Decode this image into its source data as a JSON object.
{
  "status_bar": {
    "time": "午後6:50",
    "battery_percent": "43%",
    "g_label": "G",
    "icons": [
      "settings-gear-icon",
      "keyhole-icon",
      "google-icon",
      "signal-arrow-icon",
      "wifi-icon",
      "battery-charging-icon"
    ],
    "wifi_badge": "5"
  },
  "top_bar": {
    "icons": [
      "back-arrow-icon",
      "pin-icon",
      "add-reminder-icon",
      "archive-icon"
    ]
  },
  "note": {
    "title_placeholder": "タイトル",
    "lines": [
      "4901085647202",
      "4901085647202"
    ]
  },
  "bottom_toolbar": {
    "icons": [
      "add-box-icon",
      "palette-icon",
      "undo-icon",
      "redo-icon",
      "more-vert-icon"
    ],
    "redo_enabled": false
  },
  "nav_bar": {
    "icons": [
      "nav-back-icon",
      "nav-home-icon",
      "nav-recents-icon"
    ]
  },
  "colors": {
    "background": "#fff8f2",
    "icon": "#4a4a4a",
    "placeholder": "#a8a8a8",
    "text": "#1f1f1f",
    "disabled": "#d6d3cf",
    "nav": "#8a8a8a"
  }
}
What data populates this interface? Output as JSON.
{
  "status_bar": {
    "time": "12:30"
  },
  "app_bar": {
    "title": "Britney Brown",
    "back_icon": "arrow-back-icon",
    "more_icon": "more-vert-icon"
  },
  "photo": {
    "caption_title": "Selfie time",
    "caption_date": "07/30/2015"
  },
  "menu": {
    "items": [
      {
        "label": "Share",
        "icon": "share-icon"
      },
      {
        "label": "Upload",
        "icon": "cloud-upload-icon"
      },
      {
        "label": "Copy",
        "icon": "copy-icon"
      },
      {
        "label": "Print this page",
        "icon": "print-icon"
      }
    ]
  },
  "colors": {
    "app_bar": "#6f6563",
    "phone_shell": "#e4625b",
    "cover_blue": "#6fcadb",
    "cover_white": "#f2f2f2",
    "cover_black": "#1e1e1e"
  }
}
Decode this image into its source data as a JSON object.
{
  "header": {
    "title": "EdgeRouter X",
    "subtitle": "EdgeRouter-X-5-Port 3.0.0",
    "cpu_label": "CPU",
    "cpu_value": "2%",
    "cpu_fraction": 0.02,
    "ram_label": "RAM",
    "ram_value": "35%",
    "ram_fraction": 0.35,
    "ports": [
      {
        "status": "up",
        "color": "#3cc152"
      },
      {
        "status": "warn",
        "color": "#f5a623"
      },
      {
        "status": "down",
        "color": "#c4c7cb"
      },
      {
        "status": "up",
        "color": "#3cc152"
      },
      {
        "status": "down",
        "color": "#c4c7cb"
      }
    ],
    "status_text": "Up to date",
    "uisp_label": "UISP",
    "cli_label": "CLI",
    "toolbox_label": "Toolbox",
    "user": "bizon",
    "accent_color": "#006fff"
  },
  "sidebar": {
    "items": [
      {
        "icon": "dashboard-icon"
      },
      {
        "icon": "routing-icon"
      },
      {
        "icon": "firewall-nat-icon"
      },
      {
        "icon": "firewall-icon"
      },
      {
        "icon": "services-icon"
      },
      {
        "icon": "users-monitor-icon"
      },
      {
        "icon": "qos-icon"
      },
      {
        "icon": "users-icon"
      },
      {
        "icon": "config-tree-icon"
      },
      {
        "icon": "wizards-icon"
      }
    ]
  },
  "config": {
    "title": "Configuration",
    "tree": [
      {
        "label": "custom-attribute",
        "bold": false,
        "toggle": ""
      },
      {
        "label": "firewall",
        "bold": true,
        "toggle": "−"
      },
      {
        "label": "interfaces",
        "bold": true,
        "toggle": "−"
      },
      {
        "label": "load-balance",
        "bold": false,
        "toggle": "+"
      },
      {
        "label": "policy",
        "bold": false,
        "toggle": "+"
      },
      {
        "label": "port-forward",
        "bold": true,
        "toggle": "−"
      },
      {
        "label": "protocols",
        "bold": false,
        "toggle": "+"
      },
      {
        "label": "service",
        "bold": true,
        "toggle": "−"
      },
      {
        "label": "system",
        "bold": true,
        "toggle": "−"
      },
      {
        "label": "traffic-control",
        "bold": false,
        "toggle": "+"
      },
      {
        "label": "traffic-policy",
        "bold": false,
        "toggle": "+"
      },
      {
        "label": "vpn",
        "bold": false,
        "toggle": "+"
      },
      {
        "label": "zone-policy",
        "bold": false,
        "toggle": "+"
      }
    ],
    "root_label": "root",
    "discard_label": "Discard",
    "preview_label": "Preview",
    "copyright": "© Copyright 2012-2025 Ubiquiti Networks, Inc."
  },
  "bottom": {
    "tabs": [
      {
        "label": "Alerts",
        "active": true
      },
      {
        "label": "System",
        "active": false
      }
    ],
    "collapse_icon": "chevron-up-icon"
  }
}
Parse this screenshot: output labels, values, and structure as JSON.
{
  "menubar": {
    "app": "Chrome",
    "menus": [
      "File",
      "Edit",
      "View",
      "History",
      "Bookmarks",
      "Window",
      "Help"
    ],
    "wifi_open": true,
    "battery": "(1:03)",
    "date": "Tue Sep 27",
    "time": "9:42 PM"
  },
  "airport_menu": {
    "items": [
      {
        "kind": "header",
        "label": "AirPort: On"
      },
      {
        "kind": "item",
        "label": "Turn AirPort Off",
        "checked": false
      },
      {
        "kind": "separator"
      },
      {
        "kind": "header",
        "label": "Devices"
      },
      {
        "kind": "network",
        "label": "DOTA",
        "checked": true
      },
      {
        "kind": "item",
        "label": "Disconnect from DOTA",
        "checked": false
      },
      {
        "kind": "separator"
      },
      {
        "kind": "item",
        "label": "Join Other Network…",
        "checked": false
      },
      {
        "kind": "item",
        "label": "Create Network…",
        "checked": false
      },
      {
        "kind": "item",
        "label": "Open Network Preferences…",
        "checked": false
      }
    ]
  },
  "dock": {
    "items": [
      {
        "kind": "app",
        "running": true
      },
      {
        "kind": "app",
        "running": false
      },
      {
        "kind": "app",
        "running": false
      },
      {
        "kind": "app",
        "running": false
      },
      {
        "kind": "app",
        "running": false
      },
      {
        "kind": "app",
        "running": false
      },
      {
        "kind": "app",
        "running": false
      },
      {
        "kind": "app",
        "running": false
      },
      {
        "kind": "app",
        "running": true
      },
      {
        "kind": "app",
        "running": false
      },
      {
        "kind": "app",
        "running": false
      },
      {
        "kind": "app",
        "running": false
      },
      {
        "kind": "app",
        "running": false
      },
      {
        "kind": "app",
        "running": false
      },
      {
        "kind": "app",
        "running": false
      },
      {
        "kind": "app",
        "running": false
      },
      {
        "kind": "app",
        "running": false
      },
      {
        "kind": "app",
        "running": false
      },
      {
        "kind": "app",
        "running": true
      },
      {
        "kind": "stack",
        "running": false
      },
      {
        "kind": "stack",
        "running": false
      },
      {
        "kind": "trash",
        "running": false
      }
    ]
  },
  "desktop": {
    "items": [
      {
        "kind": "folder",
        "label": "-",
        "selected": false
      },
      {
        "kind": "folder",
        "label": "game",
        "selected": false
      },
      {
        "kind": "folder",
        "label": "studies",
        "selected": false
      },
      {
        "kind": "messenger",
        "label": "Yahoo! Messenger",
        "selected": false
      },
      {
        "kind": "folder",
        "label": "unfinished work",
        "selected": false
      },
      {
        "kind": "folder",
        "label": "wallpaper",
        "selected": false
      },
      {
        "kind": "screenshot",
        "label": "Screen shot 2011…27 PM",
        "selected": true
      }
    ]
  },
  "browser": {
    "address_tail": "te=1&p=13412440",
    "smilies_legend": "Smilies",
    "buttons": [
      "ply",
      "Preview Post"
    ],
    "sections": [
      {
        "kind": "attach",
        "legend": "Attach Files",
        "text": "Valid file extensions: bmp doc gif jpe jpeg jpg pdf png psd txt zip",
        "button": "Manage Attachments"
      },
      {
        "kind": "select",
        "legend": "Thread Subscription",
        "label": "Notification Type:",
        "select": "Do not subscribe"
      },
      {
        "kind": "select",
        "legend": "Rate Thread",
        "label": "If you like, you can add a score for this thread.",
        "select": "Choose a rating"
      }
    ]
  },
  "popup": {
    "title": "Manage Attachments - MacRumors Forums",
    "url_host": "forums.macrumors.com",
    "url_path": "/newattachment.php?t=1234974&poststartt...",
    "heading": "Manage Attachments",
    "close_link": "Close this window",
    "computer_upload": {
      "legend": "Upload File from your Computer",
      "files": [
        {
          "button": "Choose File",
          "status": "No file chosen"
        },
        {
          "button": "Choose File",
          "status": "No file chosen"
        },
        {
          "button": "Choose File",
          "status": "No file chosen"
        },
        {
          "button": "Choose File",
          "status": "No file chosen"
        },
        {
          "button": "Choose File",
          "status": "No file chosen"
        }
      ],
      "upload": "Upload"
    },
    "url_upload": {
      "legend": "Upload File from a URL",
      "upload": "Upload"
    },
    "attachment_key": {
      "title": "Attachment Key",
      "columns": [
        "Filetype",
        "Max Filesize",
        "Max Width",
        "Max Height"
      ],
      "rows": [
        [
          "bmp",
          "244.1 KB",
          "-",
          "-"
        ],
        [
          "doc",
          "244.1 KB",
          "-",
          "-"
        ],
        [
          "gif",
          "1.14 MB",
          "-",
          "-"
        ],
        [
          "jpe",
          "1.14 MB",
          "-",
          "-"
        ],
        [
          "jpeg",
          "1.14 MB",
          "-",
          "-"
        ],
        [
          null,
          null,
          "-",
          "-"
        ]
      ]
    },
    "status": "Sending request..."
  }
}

---

Look through the listing above. Pick out each line with "screenshot" and copy it.

Parse this screenshot: output labels, values, and structure as JSON.
        "kind": "screenshot",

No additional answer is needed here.